══ Dataset entries ══

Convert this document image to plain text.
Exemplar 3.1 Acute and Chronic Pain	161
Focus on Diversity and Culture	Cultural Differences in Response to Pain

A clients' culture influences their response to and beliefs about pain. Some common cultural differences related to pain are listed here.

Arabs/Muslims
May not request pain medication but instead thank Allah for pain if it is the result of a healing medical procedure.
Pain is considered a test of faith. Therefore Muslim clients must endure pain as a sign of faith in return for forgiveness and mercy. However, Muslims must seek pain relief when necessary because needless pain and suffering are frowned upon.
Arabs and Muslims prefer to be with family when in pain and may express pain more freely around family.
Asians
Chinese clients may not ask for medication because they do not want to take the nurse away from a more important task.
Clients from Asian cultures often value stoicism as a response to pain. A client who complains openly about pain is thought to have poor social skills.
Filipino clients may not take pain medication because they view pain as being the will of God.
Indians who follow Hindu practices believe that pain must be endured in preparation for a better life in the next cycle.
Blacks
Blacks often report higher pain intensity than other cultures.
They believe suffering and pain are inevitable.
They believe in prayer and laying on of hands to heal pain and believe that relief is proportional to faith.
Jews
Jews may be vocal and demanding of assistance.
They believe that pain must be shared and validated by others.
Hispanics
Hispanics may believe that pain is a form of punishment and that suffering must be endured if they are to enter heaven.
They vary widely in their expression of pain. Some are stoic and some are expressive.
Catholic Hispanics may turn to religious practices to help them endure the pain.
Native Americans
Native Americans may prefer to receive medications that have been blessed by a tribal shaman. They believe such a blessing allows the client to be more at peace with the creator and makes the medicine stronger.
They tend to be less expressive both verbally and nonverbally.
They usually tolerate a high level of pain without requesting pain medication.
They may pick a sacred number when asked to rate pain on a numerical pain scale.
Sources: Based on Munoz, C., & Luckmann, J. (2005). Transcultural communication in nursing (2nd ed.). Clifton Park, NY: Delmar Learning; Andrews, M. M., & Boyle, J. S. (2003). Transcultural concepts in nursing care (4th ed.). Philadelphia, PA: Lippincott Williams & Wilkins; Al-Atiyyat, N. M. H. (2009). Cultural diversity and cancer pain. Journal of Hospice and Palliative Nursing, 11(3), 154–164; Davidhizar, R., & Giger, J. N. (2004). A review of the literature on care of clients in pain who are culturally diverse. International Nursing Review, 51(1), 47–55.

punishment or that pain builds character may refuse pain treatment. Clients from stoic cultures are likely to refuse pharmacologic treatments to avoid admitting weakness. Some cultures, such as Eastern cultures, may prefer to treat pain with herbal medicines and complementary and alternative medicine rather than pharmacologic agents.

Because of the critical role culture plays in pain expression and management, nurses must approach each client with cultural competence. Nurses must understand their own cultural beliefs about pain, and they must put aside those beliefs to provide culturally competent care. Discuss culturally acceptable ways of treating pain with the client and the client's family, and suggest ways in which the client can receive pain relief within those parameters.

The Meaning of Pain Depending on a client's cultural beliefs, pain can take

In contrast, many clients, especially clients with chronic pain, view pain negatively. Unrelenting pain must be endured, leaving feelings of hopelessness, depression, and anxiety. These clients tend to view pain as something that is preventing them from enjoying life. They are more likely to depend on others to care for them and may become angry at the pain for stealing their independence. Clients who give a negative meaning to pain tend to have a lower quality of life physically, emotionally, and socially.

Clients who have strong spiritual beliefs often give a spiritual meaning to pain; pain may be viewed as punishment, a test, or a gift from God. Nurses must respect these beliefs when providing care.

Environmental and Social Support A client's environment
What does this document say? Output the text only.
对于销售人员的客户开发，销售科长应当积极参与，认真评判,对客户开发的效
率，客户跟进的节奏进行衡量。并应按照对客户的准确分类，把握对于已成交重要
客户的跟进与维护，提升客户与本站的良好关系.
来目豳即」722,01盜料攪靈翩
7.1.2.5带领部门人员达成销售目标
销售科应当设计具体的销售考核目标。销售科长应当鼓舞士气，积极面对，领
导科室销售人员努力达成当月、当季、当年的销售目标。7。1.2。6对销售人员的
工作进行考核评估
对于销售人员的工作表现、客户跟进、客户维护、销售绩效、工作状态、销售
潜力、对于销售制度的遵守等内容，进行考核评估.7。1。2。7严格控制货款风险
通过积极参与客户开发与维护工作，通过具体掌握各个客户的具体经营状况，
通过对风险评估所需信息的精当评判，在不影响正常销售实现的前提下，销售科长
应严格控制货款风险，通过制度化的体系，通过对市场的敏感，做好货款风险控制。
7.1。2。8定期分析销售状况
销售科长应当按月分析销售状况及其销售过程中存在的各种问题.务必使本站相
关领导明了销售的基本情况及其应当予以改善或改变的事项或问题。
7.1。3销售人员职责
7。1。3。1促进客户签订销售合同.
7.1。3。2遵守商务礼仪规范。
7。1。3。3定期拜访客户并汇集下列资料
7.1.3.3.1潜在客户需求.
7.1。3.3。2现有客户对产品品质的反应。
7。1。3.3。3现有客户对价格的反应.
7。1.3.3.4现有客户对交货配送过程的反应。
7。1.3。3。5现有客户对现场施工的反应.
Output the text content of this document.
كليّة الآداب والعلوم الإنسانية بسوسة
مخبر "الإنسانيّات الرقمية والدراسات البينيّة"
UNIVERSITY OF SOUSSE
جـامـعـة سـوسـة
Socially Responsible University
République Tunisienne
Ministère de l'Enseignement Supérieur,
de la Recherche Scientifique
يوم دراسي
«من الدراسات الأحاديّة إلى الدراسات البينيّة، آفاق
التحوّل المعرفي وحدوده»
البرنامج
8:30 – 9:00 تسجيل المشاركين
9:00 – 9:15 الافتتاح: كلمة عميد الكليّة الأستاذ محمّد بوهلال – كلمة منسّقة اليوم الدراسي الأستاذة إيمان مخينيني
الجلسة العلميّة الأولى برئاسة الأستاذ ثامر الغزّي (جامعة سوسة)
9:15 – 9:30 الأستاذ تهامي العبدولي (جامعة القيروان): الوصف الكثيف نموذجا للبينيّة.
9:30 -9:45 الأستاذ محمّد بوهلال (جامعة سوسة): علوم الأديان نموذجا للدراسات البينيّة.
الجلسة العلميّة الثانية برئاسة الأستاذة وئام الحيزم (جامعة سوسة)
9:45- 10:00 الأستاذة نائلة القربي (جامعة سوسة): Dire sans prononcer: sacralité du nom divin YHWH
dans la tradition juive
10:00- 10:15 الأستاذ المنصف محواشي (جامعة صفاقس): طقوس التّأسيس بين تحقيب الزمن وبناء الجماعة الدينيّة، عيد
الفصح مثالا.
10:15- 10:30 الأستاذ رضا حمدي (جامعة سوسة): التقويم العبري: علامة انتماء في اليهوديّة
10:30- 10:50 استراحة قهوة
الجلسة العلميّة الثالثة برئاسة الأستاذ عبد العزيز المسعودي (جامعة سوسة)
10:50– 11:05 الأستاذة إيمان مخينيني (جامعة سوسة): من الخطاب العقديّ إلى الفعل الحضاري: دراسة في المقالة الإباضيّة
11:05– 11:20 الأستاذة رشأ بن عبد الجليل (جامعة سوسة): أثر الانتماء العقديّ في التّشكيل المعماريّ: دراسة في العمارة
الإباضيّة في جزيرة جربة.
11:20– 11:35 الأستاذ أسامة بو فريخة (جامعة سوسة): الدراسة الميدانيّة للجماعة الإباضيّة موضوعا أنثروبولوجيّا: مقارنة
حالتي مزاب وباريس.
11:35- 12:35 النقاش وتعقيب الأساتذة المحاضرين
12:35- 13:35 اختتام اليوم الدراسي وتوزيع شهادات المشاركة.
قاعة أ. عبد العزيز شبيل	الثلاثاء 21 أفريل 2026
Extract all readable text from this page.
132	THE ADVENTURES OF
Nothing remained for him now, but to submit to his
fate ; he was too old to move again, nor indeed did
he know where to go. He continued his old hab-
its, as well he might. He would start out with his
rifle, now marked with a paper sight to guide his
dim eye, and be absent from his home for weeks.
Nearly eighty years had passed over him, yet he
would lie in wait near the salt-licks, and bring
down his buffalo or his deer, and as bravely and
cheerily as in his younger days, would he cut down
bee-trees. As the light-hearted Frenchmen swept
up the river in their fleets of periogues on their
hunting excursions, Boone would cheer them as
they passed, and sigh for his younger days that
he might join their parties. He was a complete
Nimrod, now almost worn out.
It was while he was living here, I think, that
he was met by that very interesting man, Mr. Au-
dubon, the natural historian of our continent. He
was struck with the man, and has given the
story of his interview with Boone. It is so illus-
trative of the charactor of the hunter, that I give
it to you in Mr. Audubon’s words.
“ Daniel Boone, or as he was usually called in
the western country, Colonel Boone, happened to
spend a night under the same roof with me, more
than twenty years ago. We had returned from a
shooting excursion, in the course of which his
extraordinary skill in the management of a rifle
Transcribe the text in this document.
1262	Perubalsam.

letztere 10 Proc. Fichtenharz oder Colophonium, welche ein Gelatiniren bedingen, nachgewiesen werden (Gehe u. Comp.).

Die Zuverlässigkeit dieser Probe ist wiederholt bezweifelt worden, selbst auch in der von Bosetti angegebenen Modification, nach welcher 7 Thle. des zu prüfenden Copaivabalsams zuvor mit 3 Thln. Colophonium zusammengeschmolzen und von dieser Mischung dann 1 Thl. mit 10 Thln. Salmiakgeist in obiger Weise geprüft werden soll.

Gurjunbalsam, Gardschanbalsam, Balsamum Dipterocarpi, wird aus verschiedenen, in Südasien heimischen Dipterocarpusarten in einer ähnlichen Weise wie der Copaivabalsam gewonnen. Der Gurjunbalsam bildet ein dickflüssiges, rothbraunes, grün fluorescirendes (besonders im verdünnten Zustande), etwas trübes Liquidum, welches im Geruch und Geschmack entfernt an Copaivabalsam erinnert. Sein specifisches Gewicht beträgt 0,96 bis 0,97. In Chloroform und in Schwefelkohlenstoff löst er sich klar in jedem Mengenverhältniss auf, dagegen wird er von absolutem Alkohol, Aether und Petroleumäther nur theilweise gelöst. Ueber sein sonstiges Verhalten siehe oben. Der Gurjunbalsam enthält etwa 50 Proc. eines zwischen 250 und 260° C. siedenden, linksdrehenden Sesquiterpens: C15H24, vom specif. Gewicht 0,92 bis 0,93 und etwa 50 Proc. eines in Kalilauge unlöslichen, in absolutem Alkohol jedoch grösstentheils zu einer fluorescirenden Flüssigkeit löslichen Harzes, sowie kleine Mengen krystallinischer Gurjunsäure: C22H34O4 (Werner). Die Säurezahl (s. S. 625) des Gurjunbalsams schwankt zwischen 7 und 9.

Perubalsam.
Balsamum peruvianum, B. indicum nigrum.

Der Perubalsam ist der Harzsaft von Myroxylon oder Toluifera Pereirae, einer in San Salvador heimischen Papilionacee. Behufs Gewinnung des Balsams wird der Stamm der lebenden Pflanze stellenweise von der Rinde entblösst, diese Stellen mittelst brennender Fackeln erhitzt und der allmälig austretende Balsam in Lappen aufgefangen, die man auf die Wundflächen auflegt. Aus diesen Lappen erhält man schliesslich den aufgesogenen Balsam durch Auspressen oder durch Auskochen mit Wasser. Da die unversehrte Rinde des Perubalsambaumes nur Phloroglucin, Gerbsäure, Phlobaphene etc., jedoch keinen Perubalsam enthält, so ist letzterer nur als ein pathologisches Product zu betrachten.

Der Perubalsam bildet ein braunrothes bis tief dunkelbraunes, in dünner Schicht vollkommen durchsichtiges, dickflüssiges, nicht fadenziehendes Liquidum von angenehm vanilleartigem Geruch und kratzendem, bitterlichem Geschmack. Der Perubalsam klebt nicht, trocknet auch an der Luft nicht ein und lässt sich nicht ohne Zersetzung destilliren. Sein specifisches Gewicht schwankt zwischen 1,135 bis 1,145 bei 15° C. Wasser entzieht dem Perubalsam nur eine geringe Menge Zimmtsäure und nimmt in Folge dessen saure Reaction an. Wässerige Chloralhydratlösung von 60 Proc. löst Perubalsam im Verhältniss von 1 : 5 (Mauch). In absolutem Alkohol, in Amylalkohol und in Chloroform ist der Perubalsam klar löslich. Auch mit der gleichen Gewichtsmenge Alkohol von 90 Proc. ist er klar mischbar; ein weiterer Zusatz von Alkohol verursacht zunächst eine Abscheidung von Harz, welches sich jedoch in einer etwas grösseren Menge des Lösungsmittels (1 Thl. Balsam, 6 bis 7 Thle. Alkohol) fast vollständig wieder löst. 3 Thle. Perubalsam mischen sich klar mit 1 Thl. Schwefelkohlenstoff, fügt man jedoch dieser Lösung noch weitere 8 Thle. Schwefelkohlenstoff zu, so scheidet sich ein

═══

▶ [The exercise]
Identify and copy all lines with the word "بوهلال".

▶ [The reply]
9:00 – 9:15 الافتتاح: كلمة عميد الكليّة الأستاذ محمّد بوهلال – كلمة منسّقة اليوم الدراسي الأستاذة إيمان مخينيني
9:30 -9:45 الأستاذ محمّد بوهلال (جامعة سوسة): علوم الأديان نموذجا للدراسات البينيّة.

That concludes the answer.